__WORK TO COMPLETE__.
Below is a listing. Gather each line of it that contains "BJMC".

------------------------------------------------------------

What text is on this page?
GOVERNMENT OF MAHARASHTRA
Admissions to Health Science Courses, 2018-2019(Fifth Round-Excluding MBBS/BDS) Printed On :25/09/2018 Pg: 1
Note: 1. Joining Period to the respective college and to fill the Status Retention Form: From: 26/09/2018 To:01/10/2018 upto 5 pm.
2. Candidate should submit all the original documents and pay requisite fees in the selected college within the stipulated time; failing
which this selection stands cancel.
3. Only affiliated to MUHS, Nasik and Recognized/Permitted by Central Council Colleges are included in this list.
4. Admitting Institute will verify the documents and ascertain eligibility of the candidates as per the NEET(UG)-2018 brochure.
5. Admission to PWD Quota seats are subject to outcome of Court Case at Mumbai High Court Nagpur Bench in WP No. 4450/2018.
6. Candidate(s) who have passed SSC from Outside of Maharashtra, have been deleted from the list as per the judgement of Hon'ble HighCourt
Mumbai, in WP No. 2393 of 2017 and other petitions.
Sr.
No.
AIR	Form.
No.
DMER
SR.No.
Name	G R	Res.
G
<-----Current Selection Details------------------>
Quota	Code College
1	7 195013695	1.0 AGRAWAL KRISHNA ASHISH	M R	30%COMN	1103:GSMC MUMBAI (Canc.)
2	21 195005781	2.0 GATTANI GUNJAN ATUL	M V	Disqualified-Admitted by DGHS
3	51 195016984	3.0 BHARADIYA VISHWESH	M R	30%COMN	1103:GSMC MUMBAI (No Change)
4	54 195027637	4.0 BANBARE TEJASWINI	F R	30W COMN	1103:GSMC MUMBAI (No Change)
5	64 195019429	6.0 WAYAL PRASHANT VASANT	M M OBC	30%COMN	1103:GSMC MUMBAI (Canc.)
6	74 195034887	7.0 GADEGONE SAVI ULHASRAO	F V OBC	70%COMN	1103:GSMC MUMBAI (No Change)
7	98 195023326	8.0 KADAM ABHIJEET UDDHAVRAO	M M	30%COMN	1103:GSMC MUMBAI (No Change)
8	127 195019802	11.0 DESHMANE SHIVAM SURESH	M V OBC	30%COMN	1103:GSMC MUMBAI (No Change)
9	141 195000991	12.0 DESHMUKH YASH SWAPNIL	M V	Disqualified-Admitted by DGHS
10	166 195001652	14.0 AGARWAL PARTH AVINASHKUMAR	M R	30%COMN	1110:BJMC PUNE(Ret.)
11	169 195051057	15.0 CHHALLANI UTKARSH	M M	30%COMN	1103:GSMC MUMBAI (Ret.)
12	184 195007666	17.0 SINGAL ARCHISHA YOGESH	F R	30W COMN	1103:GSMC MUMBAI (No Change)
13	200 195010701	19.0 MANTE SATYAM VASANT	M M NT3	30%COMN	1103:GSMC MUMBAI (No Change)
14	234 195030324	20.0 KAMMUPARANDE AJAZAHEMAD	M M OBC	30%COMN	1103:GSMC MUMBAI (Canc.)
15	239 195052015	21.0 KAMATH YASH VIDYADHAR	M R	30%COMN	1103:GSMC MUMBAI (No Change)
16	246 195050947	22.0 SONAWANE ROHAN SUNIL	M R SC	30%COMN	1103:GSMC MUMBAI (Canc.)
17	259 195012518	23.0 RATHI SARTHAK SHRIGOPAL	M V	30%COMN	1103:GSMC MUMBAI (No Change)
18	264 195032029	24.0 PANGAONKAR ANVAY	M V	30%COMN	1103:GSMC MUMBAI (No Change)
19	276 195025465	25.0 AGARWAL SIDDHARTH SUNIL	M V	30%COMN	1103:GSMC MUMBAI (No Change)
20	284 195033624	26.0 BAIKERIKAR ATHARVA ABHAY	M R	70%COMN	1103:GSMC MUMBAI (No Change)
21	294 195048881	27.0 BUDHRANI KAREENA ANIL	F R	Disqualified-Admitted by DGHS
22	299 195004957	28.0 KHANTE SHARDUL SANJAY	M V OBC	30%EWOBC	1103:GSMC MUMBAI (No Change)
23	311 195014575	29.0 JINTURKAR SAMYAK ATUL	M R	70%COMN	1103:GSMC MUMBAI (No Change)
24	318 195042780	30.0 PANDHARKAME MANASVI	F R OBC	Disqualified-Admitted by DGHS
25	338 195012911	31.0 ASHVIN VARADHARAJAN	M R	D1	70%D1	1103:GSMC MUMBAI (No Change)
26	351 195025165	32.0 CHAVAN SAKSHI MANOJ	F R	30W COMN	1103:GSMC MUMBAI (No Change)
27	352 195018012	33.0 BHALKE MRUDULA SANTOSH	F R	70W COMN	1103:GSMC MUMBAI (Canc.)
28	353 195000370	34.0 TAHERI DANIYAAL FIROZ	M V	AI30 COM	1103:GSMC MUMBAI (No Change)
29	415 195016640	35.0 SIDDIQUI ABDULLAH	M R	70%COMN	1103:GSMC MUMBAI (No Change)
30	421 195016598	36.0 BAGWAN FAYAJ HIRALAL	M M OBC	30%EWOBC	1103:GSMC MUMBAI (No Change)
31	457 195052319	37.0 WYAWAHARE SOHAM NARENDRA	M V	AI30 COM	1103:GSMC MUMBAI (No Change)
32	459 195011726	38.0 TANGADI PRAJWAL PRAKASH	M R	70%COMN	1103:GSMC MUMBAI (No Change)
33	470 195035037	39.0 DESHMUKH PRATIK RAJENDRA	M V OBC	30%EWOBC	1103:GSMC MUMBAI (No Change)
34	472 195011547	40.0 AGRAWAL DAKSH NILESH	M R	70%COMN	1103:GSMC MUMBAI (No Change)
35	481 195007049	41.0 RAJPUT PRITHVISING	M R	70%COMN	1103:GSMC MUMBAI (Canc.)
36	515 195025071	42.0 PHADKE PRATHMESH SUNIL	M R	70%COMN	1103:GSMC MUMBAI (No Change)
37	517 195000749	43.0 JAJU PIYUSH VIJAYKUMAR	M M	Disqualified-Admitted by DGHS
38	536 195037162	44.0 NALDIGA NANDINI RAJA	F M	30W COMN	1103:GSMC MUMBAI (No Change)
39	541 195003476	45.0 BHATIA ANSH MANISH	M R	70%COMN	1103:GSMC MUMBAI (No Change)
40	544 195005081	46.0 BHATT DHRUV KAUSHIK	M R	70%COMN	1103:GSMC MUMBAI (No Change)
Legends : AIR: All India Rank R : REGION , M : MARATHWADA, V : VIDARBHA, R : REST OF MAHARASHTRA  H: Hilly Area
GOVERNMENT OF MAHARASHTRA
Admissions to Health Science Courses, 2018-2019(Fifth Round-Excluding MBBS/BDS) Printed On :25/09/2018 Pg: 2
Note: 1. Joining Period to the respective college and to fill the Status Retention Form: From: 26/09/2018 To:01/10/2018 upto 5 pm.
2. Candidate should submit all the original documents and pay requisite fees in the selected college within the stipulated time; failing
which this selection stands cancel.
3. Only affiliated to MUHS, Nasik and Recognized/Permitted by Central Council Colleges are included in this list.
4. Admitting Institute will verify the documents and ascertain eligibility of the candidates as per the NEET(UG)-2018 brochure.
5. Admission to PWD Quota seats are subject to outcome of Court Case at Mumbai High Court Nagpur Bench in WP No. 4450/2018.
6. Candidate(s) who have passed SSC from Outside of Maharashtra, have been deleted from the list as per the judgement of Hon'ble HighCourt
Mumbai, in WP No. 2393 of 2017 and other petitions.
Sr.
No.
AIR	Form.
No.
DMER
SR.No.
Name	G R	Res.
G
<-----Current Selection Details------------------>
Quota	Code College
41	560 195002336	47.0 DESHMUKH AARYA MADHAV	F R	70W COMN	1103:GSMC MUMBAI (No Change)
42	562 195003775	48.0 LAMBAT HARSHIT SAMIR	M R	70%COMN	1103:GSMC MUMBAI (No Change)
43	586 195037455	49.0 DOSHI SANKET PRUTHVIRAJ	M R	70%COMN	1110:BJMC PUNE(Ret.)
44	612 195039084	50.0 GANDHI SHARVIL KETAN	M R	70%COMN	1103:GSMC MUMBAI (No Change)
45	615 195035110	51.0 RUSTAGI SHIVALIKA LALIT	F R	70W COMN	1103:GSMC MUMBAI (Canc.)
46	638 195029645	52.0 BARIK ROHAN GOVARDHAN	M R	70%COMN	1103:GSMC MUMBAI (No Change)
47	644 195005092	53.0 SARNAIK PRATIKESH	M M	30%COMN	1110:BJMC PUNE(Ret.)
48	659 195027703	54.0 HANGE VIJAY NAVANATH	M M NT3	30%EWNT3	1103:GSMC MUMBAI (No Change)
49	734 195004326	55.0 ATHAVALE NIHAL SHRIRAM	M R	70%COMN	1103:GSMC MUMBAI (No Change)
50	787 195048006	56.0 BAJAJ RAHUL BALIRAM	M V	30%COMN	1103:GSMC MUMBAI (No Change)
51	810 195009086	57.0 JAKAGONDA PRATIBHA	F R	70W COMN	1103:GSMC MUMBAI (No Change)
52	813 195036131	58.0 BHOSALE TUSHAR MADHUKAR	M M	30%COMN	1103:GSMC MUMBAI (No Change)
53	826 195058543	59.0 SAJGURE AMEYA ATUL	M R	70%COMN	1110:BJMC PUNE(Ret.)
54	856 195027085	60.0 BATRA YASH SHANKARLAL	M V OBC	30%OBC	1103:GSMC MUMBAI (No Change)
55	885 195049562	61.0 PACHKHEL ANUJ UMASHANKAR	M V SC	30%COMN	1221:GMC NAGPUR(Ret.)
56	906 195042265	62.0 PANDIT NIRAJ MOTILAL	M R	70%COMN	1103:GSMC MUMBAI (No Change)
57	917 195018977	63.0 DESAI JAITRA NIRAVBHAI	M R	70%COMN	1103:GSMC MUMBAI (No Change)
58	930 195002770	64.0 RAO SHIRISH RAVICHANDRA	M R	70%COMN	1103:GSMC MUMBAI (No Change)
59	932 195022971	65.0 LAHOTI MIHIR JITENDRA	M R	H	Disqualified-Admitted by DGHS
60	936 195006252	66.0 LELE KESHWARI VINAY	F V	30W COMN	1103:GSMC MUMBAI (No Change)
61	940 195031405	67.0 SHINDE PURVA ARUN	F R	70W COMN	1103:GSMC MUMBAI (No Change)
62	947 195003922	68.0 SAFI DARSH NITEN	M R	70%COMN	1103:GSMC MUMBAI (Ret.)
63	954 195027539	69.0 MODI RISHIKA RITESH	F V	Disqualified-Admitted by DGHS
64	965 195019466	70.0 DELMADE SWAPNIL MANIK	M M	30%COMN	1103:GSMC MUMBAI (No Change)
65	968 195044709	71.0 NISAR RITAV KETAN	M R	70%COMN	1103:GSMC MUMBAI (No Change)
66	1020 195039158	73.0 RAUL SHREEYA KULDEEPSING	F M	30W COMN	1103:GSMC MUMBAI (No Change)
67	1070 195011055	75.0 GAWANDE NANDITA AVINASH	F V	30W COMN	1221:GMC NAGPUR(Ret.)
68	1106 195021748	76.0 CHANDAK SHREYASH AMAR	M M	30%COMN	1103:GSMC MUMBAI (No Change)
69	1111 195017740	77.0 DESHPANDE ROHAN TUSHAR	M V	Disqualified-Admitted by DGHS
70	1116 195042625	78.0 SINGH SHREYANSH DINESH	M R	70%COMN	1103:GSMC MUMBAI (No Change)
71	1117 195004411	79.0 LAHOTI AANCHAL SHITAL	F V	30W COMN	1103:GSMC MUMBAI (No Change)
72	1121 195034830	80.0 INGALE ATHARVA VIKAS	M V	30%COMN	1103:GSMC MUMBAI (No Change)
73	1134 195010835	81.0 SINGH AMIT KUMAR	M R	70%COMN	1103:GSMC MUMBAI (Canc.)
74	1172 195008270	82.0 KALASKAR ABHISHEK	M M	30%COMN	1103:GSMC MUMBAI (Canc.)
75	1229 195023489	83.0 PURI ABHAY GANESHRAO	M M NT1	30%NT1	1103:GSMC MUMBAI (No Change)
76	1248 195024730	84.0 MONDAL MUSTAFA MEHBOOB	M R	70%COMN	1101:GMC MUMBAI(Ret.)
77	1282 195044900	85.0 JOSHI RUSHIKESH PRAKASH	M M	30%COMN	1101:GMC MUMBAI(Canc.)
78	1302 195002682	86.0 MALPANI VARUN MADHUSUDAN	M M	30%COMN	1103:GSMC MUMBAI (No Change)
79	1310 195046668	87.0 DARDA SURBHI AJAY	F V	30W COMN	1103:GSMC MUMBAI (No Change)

------------------------------------------------------------

__FINAL RESULT__.
10	166 195001652	14.0 AGARWAL PARTH AVINASHKUMAR	M R	30%COMN	1110:BJMC PUNE(Ret.)
43	586 195037455	49.0 DOSHI SANKET PRUTHVIRAJ	M R	70%COMN	1110:BJMC PUNE(Ret.)
47	644 195005092	53.0 SARNAIK PRATIKESH	M M	30%COMN	1110:BJMC PUNE(Ret.)
53	826 195058543	59.0 SAJGURE AMEYA ATUL	M R	70%COMN	1110:BJMC PUNE(Ret.)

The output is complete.